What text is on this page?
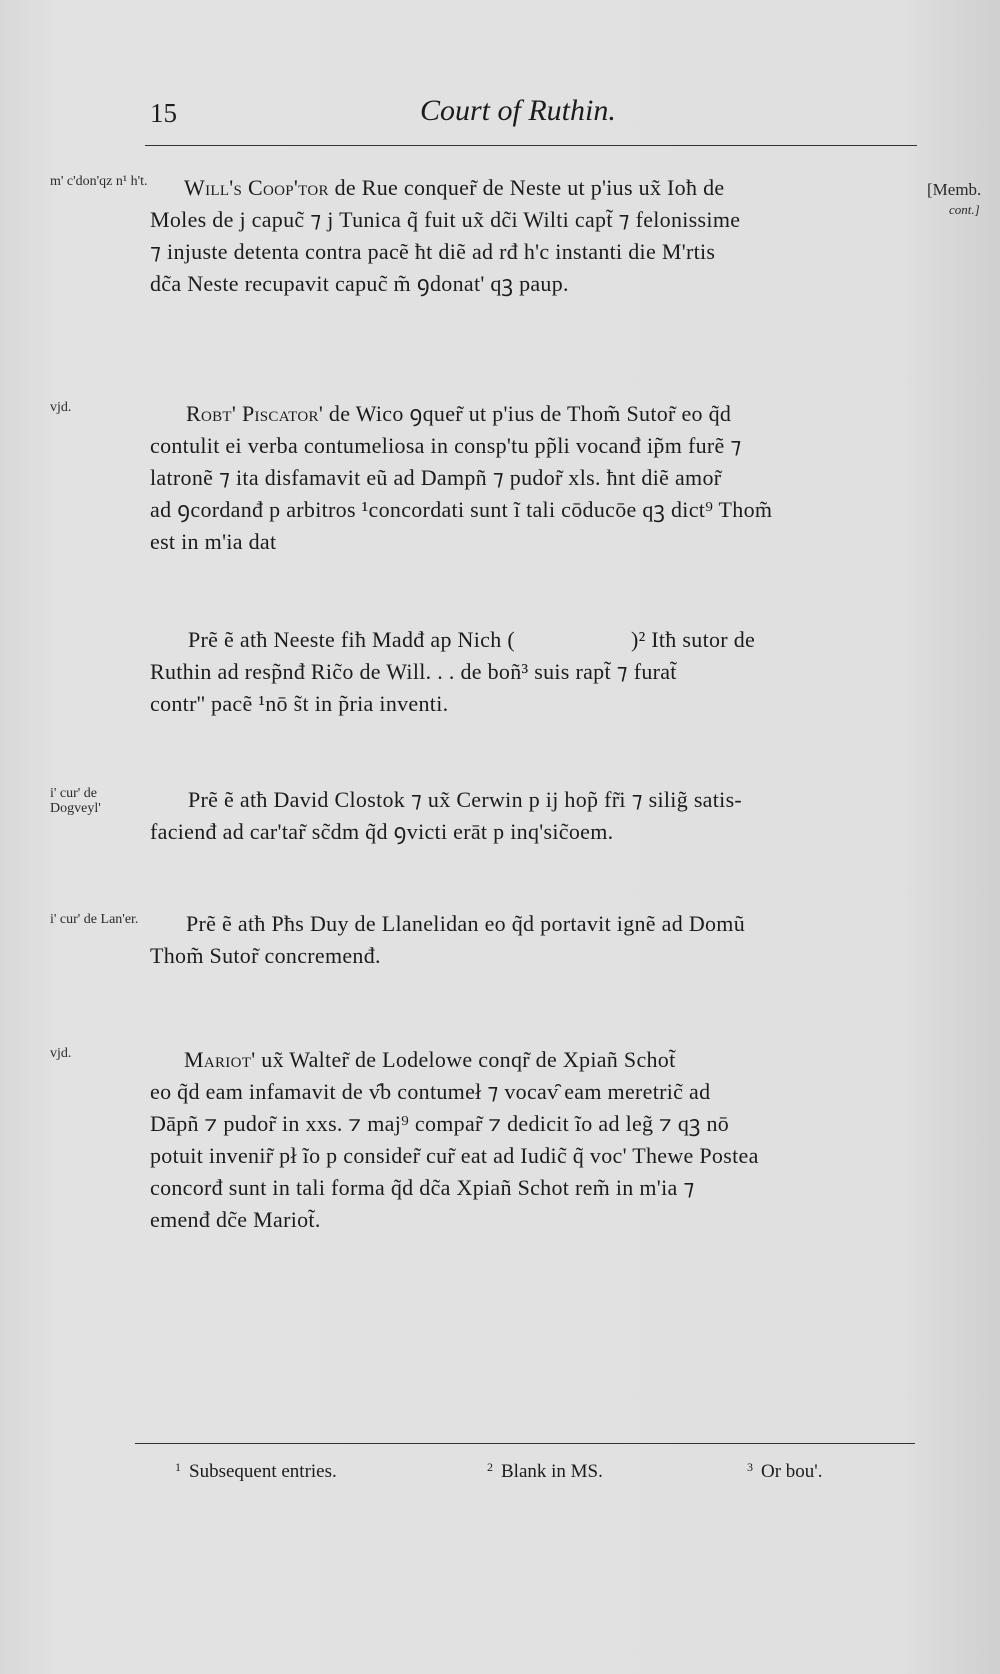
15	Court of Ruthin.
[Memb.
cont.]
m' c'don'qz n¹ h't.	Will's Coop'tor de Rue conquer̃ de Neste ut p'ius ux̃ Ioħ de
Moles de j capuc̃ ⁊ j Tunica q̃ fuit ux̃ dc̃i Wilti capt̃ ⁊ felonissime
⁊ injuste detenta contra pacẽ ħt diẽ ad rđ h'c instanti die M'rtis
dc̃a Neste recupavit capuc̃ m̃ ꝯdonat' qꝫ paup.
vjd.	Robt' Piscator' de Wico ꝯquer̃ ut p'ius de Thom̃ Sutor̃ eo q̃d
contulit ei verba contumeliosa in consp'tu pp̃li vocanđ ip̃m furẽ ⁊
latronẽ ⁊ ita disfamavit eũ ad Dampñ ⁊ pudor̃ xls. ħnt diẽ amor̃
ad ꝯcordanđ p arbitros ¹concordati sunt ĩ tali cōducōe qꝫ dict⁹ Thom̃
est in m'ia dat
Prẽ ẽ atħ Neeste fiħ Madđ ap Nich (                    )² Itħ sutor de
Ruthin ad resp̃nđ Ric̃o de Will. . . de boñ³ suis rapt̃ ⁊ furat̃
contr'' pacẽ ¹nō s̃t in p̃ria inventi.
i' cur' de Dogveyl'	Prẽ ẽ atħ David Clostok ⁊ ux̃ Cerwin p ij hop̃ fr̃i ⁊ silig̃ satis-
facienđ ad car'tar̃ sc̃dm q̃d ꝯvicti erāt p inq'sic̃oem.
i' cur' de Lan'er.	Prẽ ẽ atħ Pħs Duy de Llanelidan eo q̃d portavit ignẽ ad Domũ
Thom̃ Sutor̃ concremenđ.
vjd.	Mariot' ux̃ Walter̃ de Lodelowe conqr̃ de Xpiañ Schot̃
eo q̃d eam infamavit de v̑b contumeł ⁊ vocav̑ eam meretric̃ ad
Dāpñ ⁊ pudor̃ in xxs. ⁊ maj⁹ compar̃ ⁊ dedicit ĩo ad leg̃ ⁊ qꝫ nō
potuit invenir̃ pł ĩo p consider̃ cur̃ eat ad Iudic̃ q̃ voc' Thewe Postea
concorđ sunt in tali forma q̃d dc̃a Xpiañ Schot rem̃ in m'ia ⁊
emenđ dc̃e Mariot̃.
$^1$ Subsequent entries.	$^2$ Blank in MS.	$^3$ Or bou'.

━━━━

-- Exercise objective --
Copy out each line of the data containing the string "Xpiañ".

-- Solution to this problem --
vjd.	Mariot' ux̃ Walter̃ de Lodelowe conqr̃ de Xpiañ Schot̃
concorđ sunt in tali forma q̃d dc̃a Xpiañ Schot rem̃ in m'ia ⁊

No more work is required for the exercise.